# Start of Materials provided
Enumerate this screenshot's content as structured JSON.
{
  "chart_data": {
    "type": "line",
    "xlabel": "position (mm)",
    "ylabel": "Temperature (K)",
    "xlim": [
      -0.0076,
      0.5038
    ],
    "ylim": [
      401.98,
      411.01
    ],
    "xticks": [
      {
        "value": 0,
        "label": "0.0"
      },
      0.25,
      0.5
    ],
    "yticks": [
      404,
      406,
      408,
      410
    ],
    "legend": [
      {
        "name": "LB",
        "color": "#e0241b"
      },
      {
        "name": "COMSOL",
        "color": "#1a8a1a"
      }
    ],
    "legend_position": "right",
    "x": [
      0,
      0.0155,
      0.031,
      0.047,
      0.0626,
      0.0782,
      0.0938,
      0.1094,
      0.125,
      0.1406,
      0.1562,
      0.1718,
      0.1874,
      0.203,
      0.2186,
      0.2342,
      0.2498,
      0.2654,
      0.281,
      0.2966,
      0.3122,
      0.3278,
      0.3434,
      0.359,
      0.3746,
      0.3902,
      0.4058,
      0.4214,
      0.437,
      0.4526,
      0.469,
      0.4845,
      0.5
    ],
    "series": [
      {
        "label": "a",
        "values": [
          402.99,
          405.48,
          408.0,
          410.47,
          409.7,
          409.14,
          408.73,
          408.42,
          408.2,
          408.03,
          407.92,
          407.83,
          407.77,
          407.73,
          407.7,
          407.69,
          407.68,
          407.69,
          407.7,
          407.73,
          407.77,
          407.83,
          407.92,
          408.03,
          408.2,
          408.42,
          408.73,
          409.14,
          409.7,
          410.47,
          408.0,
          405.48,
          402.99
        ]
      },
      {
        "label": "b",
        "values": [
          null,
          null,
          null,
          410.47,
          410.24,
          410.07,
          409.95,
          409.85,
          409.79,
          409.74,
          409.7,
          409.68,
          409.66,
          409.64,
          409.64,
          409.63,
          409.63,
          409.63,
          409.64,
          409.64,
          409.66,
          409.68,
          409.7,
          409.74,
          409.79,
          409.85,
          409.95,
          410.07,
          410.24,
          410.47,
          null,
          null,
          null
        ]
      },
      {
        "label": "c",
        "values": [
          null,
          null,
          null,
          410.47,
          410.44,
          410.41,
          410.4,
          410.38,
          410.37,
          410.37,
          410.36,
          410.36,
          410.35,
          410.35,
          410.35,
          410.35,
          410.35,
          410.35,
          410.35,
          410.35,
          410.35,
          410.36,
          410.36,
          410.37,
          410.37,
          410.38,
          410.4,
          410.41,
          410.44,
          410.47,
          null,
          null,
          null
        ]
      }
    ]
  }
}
# End of Materials provided
== Directions ==
All of the entries need to be reproduced exactly; please write them out.

== Correct output ==
Enumerate this screenshot's content as structured JSON.
{
  "chart_data": {
    "type": "line",
    "xlabel": "position (mm)",
    "ylabel": "Temperature (K)",
    "xlim": [
      -0.0076,
      0.5038
    ],
    "ylim": [
      401.98,
      411.01
    ],
    "xticks": [
      {
        "value": 0,
        "label": "0.0"
      },
      0.25,
      0.5
    ],
    "yticks": [
      404,
      406,
      408,
      410
    ],
    "legend": [
      {
        "name": "LB",
        "color": "#e0241b"
      },
      {
        "name": "COMSOL",
        "color": "#1a8a1a"
      }
    ],
    "legend_position": "right",
    "x": [
      0,
      0.0155,
      0.031,
      0.047,
      0.0626,
      0.0782,
      0.0938,
      0.1094,
      0.125,
      0.1406,
      0.1562,
      0.1718,
      0.1874,
      0.203,
      0.2186,
      0.2342,
      0.2498,
      0.2654,
      0.281,
      0.2966,
      0.3122,
      0.3278,
      0.3434,
      0.359,
      0.3746,
      0.3902,
      0.4058,
      0.4214,
      0.437,
      0.4526,
      0.469,
      0.4845,
      0.5
    ],
    "series": [
      {
        "label": "a",
        "values": [
          402.99,
          405.48,
          408.0,
          410.47,
          409.7,
          409.14,
          408.73,
          408.42,
          408.2,
          408.03,
          407.92,
          407.83,
          407.77,
          407.73,
          407.7,
          407.69,
          407.68,
          407.69,
          407.7,
          407.73,
          407.77,
          407.83,
          407.92,
          408.03,
          408.2,
          408.42,
          408.73,
          409.14,
          409.7,
          410.47,
          408.0,
          405.48,
          402.99
        ]
      },
      {
        "label": "b",
        "values": [
          null,
          null,
          null,
          410.47,
          410.24,
          410.07,
          409.95,
          409.85,
          409.79,
          409.74,
          409.7,
          409.68,
          409.66,
          409.64,
          409.64,
          409.63,
          409.63,
          409.63,
          409.64,
          409.64,
          409.66,
          409.68,
          409.7,
          409.74,
          409.79,
          409.85,
          409.95,
          410.07,
          410.24,
          410.47,
          null,
          null,
          null
        ]
      },
      {
        "label": "c",
        "values": [
          null,
          null,
          null,
          410.47,
          410.44,
          410.41,
          410.4,
          410.38,
          410.37,
          410.37,
          410.36,
          410.36,
          410.35,
          410.35,
          410.35,
          410.35,
          410.35,
          410.35,
          410.35,
          410.35,
          410.35,
          410.36,
          410.36,
          410.37,
          410.37,
          410.38,
          410.4,
          410.41,
          410.44,
          410.47,
          null,
          null,
          null
        ]
      }
    ]
  }
}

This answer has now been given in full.